## Recorded information
---*---

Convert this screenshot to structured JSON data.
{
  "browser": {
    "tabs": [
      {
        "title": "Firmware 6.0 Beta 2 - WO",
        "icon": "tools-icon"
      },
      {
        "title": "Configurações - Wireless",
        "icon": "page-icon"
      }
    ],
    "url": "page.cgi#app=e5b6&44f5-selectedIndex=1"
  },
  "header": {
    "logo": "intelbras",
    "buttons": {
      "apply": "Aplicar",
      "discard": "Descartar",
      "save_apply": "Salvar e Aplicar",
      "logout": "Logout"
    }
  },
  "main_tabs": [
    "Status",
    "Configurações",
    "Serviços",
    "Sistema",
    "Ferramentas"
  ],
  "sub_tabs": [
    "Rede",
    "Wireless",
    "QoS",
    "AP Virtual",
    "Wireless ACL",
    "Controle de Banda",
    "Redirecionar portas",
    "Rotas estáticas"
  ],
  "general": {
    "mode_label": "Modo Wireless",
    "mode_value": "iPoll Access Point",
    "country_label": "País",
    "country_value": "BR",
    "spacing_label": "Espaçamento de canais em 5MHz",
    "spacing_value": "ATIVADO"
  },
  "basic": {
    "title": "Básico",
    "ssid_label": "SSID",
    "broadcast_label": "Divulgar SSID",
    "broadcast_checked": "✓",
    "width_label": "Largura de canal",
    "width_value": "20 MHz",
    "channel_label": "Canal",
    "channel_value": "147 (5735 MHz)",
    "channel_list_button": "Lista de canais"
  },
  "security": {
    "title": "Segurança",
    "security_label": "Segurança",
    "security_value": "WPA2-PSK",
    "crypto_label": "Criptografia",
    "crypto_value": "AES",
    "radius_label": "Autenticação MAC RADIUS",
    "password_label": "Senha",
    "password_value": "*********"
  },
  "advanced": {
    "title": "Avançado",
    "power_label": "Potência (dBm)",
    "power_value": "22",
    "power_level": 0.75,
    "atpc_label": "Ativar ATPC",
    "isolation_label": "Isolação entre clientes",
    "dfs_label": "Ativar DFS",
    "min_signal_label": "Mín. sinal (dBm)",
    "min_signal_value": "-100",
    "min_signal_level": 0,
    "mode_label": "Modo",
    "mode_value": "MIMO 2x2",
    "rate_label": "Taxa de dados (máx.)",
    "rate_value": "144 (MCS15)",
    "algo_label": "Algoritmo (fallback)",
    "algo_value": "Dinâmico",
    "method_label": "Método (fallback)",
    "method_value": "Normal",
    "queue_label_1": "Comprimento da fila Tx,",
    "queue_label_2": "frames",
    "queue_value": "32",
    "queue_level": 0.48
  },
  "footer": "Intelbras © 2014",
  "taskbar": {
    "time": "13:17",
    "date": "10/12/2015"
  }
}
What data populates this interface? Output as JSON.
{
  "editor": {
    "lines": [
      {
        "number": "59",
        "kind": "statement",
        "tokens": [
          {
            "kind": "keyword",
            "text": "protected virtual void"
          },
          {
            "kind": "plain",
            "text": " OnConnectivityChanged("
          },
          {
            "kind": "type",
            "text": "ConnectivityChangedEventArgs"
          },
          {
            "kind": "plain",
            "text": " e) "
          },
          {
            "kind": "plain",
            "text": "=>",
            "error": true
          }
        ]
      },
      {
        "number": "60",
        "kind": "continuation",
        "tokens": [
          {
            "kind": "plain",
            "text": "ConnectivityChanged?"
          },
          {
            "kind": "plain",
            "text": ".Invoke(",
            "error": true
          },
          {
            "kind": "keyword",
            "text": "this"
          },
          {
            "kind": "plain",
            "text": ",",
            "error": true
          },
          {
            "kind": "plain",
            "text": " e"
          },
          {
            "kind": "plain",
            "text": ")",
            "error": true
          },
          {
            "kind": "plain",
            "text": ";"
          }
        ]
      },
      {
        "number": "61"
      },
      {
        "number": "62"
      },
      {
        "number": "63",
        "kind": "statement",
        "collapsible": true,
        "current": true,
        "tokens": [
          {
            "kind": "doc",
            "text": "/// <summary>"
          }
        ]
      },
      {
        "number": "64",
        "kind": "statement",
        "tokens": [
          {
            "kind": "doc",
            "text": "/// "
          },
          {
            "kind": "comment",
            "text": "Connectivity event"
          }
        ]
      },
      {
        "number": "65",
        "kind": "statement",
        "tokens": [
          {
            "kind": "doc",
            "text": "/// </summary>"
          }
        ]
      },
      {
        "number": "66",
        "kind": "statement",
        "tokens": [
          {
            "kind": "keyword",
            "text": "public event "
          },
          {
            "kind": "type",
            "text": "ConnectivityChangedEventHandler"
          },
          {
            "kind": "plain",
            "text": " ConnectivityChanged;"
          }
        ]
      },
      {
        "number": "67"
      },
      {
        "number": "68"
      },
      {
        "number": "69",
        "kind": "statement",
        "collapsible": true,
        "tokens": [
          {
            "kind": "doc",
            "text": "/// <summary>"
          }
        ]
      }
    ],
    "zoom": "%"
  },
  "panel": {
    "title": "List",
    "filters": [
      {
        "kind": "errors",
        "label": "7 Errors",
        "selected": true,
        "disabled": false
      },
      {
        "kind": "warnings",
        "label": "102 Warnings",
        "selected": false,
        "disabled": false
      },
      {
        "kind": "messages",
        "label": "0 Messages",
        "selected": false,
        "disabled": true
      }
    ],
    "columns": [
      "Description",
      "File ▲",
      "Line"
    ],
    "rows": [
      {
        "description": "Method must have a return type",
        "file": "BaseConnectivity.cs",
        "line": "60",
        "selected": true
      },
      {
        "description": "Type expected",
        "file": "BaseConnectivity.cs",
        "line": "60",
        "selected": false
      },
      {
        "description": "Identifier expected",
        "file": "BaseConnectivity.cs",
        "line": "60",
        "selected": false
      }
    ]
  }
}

---*---

## Instruction
Repeat all of the entries exactly.

## Response to the exercise
Convert this screenshot to structured JSON data.
{
  "browser": {
    "tabs": [
      {
        "title": "Firmware 6.0 Beta 2 - WO",
        "icon": "tools-icon"
      },
      {
        "title": "Configurações - Wireless",
        "icon": "page-icon"
      }
    ],
    "url": "page.cgi#app=e5b6&44f5-selectedIndex=1"
  },
  "header": {
    "logo": "intelbras",
    "buttons": {
      "apply": "Aplicar",
      "discard": "Descartar",
      "save_apply": "Salvar e Aplicar",
      "logout": "Logout"
    }
  },
  "main_tabs": [
    "Status",
    "Configurações",
    "Serviços",
    "Sistema",
    "Ferramentas"
  ],
  "sub_tabs": [
    "Rede",
    "Wireless",
    "QoS",
    "AP Virtual",
    "Wireless ACL",
    "Controle de Banda",
    "Redirecionar portas",
    "Rotas estáticas"
  ],
  "general": {
    "mode_label": "Modo Wireless",
    "mode_value": "iPoll Access Point",
    "country_label": "País",
    "country_value": "BR",
    "spacing_label": "Espaçamento de canais em 5MHz",
    "spacing_value": "ATIVADO"
  },
  "basic": {
    "title": "Básico",
    "ssid_label": "SSID",
    "broadcast_label": "Divulgar SSID",
    "broadcast_checked": "✓",
    "width_label": "Largura de canal",
    "width_value": "20 MHz",
    "channel_label": "Canal",
    "channel_value": "147 (5735 MHz)",
    "channel_list_button": "Lista de canais"
  },
  "security": {
    "title": "Segurança",
    "security_label": "Segurança",
    "security_value": "WPA2-PSK",
    "crypto_label": "Criptografia",
    "crypto_value": "AES",
    "radius_label": "Autenticação MAC RADIUS",
    "password_label": "Senha",
    "password_value": "*********"
  },
  "advanced": {
    "title": "Avançado",
    "power_label": "Potência (dBm)",
    "power_value": "22",
    "power_level": 0.75,
    "atpc_label": "Ativar ATPC",
    "isolation_label": "Isolação entre clientes",
    "dfs_label": "Ativar DFS",
    "min_signal_label": "Mín. sinal (dBm)",
    "min_signal_value": "-100",
    "min_signal_level": 0,
    "mode_label": "Modo",
    "mode_value": "MIMO 2x2",
    "rate_label": "Taxa de dados (máx.)",
    "rate_value": "144 (MCS15)",
    "algo_label": "Algoritmo (fallback)",
    "algo_value": "Dinâmico",
    "method_label": "Método (fallback)",
    "method_value": "Normal",
    "queue_label_1": "Comprimento da fila Tx,",
    "queue_label_2": "frames",
    "queue_value": "32",
    "queue_level": 0.48
  },
  "footer": "Intelbras © 2014",
  "taskbar": {
    "time": "13:17",
    "date": "10/12/2015"
  }
}
What data populates this interface? Output as JSON.
{
  "editor": {
    "lines": [
      {
        "number": "59",
        "kind": "statement",
        "tokens": [
          {
            "kind": "keyword",
            "text": "protected virtual void"
          },
          {
            "kind": "plain",
            "text": " OnConnectivityChanged("
          },
          {
            "kind": "type",
            "text": "ConnectivityChangedEventArgs"
          },
          {
            "kind": "plain",
            "text": " e) "
          },
          {
            "kind": "plain",
            "text": "=>",
            "error": true
          }
        ]
      },
      {
        "number": "60",
        "kind": "continuation",
        "tokens": [
          {
            "kind": "plain",
            "text": "ConnectivityChanged?"
          },
          {
            "kind": "plain",
            "text": ".Invoke(",
            "error": true
          },
          {
            "kind": "keyword",
            "text": "this"
          },
          {
            "kind": "plain",
            "text": ",",
            "error": true
          },
          {
            "kind": "plain",
            "text": " e"
          },
          {
            "kind": "plain",
            "text": ")",
            "error": true
          },
          {
            "kind": "plain",
            "text": ";"
          }
        ]
      },
      {
        "number": "61"
      },
      {
        "number": "62"
      },
      {
        "number": "63",
        "kind": "statement",
        "collapsible": true,
        "current": true,
        "tokens": [
          {
            "kind": "doc",
            "text": "/// <summary>"
          }
        ]
      },
      {
        "number": "64",
        "kind": "statement",
        "tokens": [
          {
            "kind": "doc",
            "text": "/// "
          },
          {
            "kind": "comment",
            "text": "Connectivity event"
          }
        ]
      },
      {
        "number": "65",
        "kind": "statement",
        "tokens": [
          {
            "kind": "doc",
            "text": "/// </summary>"
          }
        ]
      },
      {
        "number": "66",
        "kind": "statement",
        "tokens": [
          {
            "kind": "keyword",
            "text": "public event "
          },
          {
            "kind": "type",
            "text": "ConnectivityChangedEventHandler"
          },
          {
            "kind": "plain",
            "text": " ConnectivityChanged;"
          }
        ]
      },
      {
        "number": "67"
      },
      {
        "number": "68"
      },
      {
        "number": "69",
        "kind": "statement",
        "collapsible": true,
        "tokens": [
          {
            "kind": "doc",
            "text": "/// <summary>"
          }
        ]
      }
    ],
    "zoom": "%"
  },
  "panel": {
    "title": "List",
    "filters": [
      {
        "kind": "errors",
        "label": "7 Errors",
        "selected": true,
        "disabled": false
      },
      {
        "kind": "warnings",
        "label": "102 Warnings",
        "selected": false,
        "disabled": false
      },
      {
        "kind": "messages",
        "label": "0 Messages",
        "selected": false,
        "disabled": true
      }
    ],
    "columns": [
      "Description",
      "File ▲",
      "Line"
    ],
    "rows": [
      {
        "description": "Method must have a return type",
        "file": "BaseConnectivity.cs",
        "line": "60",
        "selected": true
      },
      {
        "description": "Type expected",
        "file": "BaseConnectivity.cs",
        "line": "60",
        "selected": false
      },
      {
        "description": "Identifier expected",
        "file": "BaseConnectivity.cs",
        "line": "60",
        "selected": false
      }
    ]
  }
}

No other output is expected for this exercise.